Every entry that follows should be reproduced exactly.

**Input for this task**.
-- start --
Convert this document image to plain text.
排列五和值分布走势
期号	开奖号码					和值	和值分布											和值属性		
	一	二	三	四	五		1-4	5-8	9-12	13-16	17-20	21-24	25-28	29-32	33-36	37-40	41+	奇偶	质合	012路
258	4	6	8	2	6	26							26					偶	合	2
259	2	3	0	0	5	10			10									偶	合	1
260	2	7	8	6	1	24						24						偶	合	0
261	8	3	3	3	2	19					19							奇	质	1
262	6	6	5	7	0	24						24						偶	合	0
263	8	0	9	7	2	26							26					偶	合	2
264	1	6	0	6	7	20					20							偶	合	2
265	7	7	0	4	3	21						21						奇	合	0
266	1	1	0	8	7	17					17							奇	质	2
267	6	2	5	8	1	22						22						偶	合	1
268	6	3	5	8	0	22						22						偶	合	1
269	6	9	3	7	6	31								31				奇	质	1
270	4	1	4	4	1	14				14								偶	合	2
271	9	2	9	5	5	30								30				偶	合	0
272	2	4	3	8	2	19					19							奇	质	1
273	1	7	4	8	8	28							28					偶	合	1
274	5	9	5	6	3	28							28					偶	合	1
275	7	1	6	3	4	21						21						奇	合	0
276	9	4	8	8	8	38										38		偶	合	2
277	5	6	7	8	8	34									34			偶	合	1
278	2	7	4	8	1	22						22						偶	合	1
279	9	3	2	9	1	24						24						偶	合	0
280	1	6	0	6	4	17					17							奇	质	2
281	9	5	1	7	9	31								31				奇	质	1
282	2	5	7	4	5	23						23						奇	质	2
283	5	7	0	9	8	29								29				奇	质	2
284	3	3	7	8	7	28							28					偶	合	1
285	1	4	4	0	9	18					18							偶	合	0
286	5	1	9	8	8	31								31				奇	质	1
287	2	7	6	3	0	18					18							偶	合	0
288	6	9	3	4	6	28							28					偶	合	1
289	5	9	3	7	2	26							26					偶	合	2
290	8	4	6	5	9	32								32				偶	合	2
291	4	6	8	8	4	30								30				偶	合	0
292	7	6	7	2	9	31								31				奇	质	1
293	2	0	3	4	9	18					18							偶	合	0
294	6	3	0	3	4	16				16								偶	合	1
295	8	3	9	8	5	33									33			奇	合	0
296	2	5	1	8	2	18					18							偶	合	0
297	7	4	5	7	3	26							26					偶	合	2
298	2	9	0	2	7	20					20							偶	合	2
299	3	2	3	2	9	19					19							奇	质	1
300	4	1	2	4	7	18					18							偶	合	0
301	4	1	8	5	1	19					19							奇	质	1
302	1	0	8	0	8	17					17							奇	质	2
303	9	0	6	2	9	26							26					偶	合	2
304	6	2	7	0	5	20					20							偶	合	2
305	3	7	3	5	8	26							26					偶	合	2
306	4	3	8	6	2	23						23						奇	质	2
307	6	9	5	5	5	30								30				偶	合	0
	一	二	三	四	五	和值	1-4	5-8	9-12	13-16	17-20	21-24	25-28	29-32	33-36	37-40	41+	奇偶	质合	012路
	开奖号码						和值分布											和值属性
-- end --
**Full output**.
Convert this document image to plain text.
排列五和值分布走势
期号	开奖号码					和值	和值分布											和值属性		
	一	二	三	四	五		1-4	5-8	9-12	13-16	17-20	21-24	25-28	29-32	33-36	37-40	41+	奇偶	质合	012路
258	4	6	8	2	6	26							26					偶	合	2
259	2	3	0	0	5	10			10									偶	合	1
260	2	7	8	6	1	24						24						偶	合	0
261	8	3	3	3	2	19					19							奇	质	1
262	6	6	5	7	0	24						24						偶	合	0
263	8	0	9	7	2	26							26					偶	合	2
264	1	6	0	6	7	20					20							偶	合	2
265	7	7	0	4	3	21						21						奇	合	0
266	1	1	0	8	7	17					17							奇	质	2
267	6	2	5	8	1	22						22						偶	合	1
268	6	3	5	8	0	22						22						偶	合	1
269	6	9	3	7	6	31								31				奇	质	1
270	4	1	4	4	1	14				14								偶	合	2
271	9	2	9	5	5	30								30				偶	合	0
272	2	4	3	8	2	19					19							奇	质	1
273	1	7	4	8	8	28							28					偶	合	1
274	5	9	5	6	3	28							28					偶	合	1
275	7	1	6	3	4	21						21						奇	合	0
276	9	4	8	8	8	38										38		偶	合	2
277	5	6	7	8	8	34									34			偶	合	1
278	2	7	4	8	1	22						22						偶	合	1
279	9	3	2	9	1	24						24						偶	合	0
280	1	6	0	6	4	17					17							奇	质	2
281	9	5	1	7	9	31								31				奇	质	1
282	2	5	7	4	5	23						23						奇	质	2
283	5	7	0	9	8	29								29				奇	质	2
284	3	3	7	8	7	28							28					偶	合	1
285	1	4	4	0	9	18					18							偶	合	0
286	5	1	9	8	8	31								31				奇	质	1
287	2	7	6	3	0	18					18							偶	合	0
288	6	9	3	4	6	28							28					偶	合	1
289	5	9	3	7	2	26							26					偶	合	2
290	8	4	6	5	9	32								32				偶	合	2
291	4	6	8	8	4	30								30				偶	合	0
292	7	6	7	2	9	31								31				奇	质	1
293	2	0	3	4	9	18					18							偶	合	0
294	6	3	0	3	4	16				16								偶	合	1
295	8	3	9	8	5	33									33			奇	合	0
296	2	5	1	8	2	18					18							偶	合	0
297	7	4	5	7	3	26							26					偶	合	2
298	2	9	0	2	7	20					20							偶	合	2
299	3	2	3	2	9	19					19							奇	质	1
300	4	1	2	4	7	18					18							偶	合	0
301	4	1	8	5	1	19					19							奇	质	1
302	1	0	8	0	8	17					17							奇	质	2
303	9	0	6	2	9	26							26					偶	合	2
304	6	2	7	0	5	20					20							偶	合	2
305	3	7	3	5	8	26							26					偶	合	2
306	4	3	8	6	2	23						23						奇	质	2
307	6	9	5	5	5	30								30				偶	合	0
	一	二	三	四	五	和值	1-4	5-8	9-12	13-16	17-20	21-24	25-28	29-32	33-36	37-40	41+	奇偶	质合	012路
	开奖号码						和值分布											和值属性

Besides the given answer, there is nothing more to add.